* [To do]: Transcribe every line of the records verbatim.

* [The data]:
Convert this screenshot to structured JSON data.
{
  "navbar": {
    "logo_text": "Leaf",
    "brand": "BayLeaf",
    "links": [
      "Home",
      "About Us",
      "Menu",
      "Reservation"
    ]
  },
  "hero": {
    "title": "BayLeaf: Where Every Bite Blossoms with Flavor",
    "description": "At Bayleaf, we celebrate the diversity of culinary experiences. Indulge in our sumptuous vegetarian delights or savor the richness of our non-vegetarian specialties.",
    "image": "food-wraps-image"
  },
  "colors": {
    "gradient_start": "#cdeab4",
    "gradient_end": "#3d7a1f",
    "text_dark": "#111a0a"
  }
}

* [Written reply]:
Convert this screenshot to structured JSON data.
{
  "navbar": {
    "logo_text": "Leaf",
    "brand": "BayLeaf",
    "links": [
      "Home",
      "About Us",
      "Menu",
      "Reservation"
    ]
  },
  "hero": {
    "title": "BayLeaf: Where Every Bite Blossoms with Flavor",
    "description": "At Bayleaf, we celebrate the diversity of culinary experiences. Indulge in our sumptuous vegetarian delights or savor the richness of our non-vegetarian specialties.",
    "image": "food-wraps-image"
  },
  "colors": {
    "gradient_start": "#cdeab4",
    "gradient_end": "#3d7a1f",
    "text_dark": "#111a0a"
  }
}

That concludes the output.